┌──

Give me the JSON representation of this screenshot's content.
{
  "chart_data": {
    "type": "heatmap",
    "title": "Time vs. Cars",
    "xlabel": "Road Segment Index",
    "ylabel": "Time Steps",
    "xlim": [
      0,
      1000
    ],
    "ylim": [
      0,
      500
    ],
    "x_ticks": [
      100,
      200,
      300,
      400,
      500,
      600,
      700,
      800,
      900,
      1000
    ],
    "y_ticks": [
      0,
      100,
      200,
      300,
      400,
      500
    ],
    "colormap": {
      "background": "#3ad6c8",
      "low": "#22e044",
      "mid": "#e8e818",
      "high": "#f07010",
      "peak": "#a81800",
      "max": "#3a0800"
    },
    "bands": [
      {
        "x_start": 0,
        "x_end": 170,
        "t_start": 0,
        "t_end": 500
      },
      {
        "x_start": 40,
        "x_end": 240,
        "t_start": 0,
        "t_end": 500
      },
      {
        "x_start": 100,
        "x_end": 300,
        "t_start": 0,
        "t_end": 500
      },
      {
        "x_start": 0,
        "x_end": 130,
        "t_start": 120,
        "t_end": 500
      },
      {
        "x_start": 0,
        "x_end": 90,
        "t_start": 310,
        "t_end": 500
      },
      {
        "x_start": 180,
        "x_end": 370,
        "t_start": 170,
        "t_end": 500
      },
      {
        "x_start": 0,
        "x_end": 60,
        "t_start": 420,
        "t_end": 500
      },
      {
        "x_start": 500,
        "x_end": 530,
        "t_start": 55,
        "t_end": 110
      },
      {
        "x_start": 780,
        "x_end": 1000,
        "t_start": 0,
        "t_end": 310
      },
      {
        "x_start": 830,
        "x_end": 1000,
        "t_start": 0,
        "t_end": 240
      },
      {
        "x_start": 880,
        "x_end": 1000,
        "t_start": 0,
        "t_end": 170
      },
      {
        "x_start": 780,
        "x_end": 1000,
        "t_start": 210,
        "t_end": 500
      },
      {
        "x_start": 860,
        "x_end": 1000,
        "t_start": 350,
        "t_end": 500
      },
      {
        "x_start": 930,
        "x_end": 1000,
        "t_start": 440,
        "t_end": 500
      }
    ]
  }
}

└──

■ **Written instruction**: Working from the entries above, return all lines that contain "Time".

■ **Solution**:
    "title": "Time vs. Cars",
    "ylabel": "Time Steps",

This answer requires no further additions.